## Aim
Write out the data below exactly as given, without any of its pictures.

## Records supplied

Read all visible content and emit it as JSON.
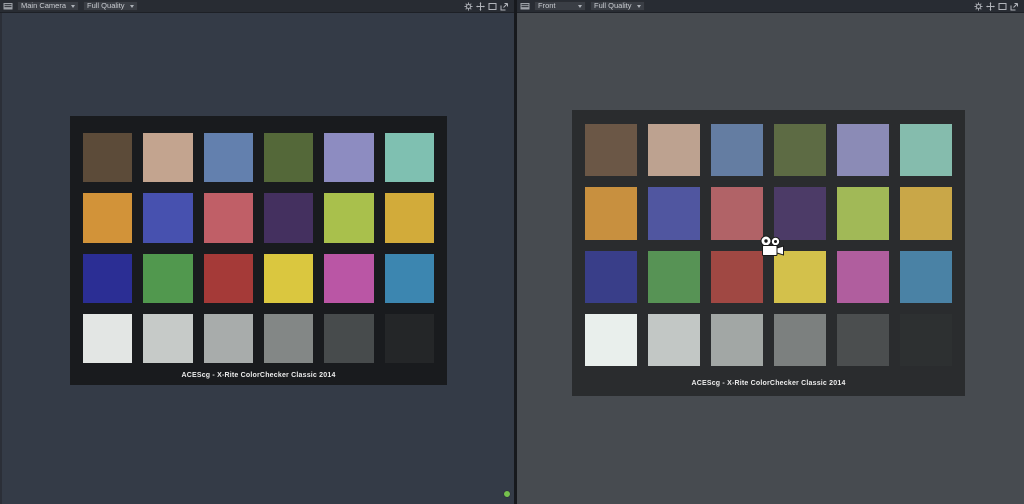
{
  "left_viewport": {
    "camera_select": "Main Camera",
    "quality_select": "Full Quality",
    "background": "#343b47",
    "chart": {
      "caption": "ACEScg - X-Rite ColorChecker Classic 2014",
      "frame_color": "#191b1e",
      "rows": 4,
      "cols": 6,
      "swatch_colors": [
        "#5c4b39",
        "#c3a48f",
        "#6380ae",
        "#546839",
        "#8d8cc1",
        "#7fc0b1",
        "#d29339",
        "#4751af",
        "#c05f67",
        "#44305f",
        "#a9c04c",
        "#d2ab3a",
        "#2b2e94",
        "#51984e",
        "#a53a38",
        "#dac73f",
        "#ba56a5",
        "#3c86b0",
        "#e3e6e4",
        "#c6cac8",
        "#a8acab",
        "#838786",
        "#474b4c",
        "#242628"
      ]
    }
  },
  "right_viewport": {
    "camera_select": "Front",
    "quality_select": "Full Quality",
    "background": "#474b50",
    "chart": {
      "caption": "ACEScg - X-Rite ColorChecker Classic 2014",
      "frame_color": "#2a2c2e",
      "rows": 4,
      "cols": 6,
      "swatch_colors": [
        "#6b5746",
        "#bda290",
        "#647da2",
        "#5d6b44",
        "#8b8bb6",
        "#85bcad",
        "#c8903f",
        "#5056a0",
        "#b16367",
        "#4c3b67",
        "#a1b957",
        "#c9a748",
        "#393e89",
        "#579355",
        "#a04843",
        "#d3c14b",
        "#b05e9e",
        "#4a82a5",
        "#e9efec",
        "#c2c7c5",
        "#a2a7a5",
        "#7c807f",
        "#4b4e4f",
        "#2d3031"
      ]
    },
    "cursor_icon": "movie-camera-cursor"
  },
  "header_icons": [
    "viewport-menu-icon",
    "gear-icon",
    "pan-icon",
    "frame-icon",
    "maximize-icon"
  ],
  "status": {
    "indicator_color": "#76c14e"
  }
}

## Full response
Read all visible content and emit it as JSON.
{
  "left_viewport": {
    "camera_select": "Main Camera",
    "quality_select": "Full Quality",
    "background": "#343b47",
    "chart": {
      "caption": "ACEScg - X-Rite ColorChecker Classic 2014",
      "frame_color": "#191b1e",
      "rows": 4,
      "cols": 6,
      "swatch_colors": [
        "#5c4b39",
        "#c3a48f",
        "#6380ae",
        "#546839",
        "#8d8cc1",
        "#7fc0b1",
        "#d29339",
        "#4751af",
        "#c05f67",
        "#44305f",
        "#a9c04c",
        "#d2ab3a",
        "#2b2e94",
        "#51984e",
        "#a53a38",
        "#dac73f",
        "#ba56a5",
        "#3c86b0",
        "#e3e6e4",
        "#c6cac8",
        "#a8acab",
        "#838786",
        "#474b4c",
        "#242628"
      ]
    }
  },
  "right_viewport": {
    "camera_select": "Front",
    "quality_select": "Full Quality",
    "background": "#474b50",
    "chart": {
      "caption": "ACEScg - X-Rite ColorChecker Classic 2014",
      "frame_color": "#2a2c2e",
      "rows": 4,
      "cols": 6,
      "swatch_colors": [
        "#6b5746",
        "#bda290",
        "#647da2",
        "#5d6b44",
        "#8b8bb6",
        "#85bcad",
        "#c8903f",
        "#5056a0",
        "#b16367",
        "#4c3b67",
        "#a1b957",
        "#c9a748",
        "#393e89",
        "#579355",
        "#a04843",
        "#d3c14b",
        "#b05e9e",
        "#4a82a5",
        "#e9efec",
        "#c2c7c5",
        "#a2a7a5",
        "#7c807f",
        "#4b4e4f",
        "#2d3031"
      ]
    },
    "cursor_icon": "movie-camera-cursor"
  },
  "header_icons": [
    "viewport-menu-icon",
    "gear-icon",
    "pan-icon",
    "frame-icon",
    "maximize-icon"
  ],
  "status": {
    "indicator_color": "#76c14e"
  }
}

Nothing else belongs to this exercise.